Instructions for the task
Retype the full set of records. Keep every character identical.

-- START Available records --

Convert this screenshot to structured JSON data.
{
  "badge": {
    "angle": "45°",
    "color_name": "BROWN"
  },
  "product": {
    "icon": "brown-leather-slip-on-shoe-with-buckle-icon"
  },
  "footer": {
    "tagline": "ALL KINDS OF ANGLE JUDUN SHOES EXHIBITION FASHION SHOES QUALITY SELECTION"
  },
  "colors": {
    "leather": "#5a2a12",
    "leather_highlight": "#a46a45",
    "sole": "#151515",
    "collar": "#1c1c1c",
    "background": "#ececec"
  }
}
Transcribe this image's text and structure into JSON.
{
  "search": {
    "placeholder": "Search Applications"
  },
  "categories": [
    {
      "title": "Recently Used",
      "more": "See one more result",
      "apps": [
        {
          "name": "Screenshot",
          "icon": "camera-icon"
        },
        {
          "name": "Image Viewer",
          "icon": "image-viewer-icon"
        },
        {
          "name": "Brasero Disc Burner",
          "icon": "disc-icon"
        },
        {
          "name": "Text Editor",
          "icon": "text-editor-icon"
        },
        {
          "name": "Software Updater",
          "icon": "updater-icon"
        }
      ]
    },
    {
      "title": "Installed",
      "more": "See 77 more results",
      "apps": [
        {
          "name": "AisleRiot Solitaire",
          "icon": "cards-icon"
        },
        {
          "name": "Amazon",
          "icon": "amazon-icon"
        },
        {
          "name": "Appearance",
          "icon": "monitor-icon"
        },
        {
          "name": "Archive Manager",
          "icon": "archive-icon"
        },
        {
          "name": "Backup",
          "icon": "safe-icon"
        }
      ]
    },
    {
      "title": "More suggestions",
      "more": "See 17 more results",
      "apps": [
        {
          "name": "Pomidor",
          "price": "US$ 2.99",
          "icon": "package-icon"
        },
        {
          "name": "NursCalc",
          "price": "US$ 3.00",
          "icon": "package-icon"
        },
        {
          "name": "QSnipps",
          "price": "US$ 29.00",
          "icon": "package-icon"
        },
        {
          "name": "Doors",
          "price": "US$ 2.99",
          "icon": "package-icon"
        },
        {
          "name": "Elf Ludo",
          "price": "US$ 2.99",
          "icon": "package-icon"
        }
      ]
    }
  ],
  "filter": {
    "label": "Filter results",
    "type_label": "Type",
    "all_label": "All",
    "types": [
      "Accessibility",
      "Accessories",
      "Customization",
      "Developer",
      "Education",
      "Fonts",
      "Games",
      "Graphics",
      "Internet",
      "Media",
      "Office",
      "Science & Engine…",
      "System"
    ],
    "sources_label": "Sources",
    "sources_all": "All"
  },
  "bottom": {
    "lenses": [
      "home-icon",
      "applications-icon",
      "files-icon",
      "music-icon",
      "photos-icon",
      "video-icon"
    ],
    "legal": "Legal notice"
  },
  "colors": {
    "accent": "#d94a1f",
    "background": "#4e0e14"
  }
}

-- END Available records --

Response
Convert this screenshot to structured JSON data.
{
  "badge": {
    "angle": "45°",
    "color_name": "BROWN"
  },
  "product": {
    "icon": "brown-leather-slip-on-shoe-with-buckle-icon"
  },
  "footer": {
    "tagline": "ALL KINDS OF ANGLE JUDUN SHOES EXHIBITION FASHION SHOES QUALITY SELECTION"
  },
  "colors": {
    "leather": "#5a2a12",
    "leather_highlight": "#a46a45",
    "sole": "#151515",
    "collar": "#1c1c1c",
    "background": "#ececec"
  }
}
Transcribe this image's text and structure into JSON.
{
  "search": {
    "placeholder": "Search Applications"
  },
  "categories": [
    {
      "title": "Recently Used",
      "more": "See one more result",
      "apps": [
        {
          "name": "Screenshot",
          "icon": "camera-icon"
        },
        {
          "name": "Image Viewer",
          "icon": "image-viewer-icon"
        },
        {
          "name": "Brasero Disc Burner",
          "icon": "disc-icon"
        },
        {
          "name": "Text Editor",
          "icon": "text-editor-icon"
        },
        {
          "name": "Software Updater",
          "icon": "updater-icon"
        }
      ]
    },
    {
      "title": "Installed",
      "more": "See 77 more results",
      "apps": [
        {
          "name": "AisleRiot Solitaire",
          "icon": "cards-icon"
        },
        {
          "name": "Amazon",
          "icon": "amazon-icon"
        },
        {
          "name": "Appearance",
          "icon": "monitor-icon"
        },
        {
          "name": "Archive Manager",
          "icon": "archive-icon"
        },
        {
          "name": "Backup",
          "icon": "safe-icon"
        }
      ]
    },
    {
      "title": "More suggestions",
      "more": "See 17 more results",
      "apps": [
        {
          "name": "Pomidor",
          "price": "US$ 2.99",
          "icon": "package-icon"
        },
        {
          "name": "NursCalc",
          "price": "US$ 3.00",
          "icon": "package-icon"
        },
        {
          "name": "QSnipps",
          "price": "US$ 29.00",
          "icon": "package-icon"
        },
        {
          "name": "Doors",
          "price": "US$ 2.99",
          "icon": "package-icon"
        },
        {
          "name": "Elf Ludo",
          "price": "US$ 2.99",
          "icon": "package-icon"
        }
      ]
    }
  ],
  "filter": {
    "label": "Filter results",
    "type_label": "Type",
    "all_label": "All",
    "types": [
      "Accessibility",
      "Accessories",
      "Customization",
      "Developer",
      "Education",
      "Fonts",
      "Games",
      "Graphics",
      "Internet",
      "Media",
      "Office",
      "Science & Engine…",
      "System"
    ],
    "sources_label": "Sources",
    "sources_all": "All"
  },
  "bottom": {
    "lenses": [
      "home-icon",
      "applications-icon",
      "files-icon",
      "music-icon",
      "photos-icon",
      "video-icon"
    ],
    "legal": "Legal notice"
  },
  "colors": {
    "accent": "#d94a1f",
    "background": "#4e0e14"
  }
}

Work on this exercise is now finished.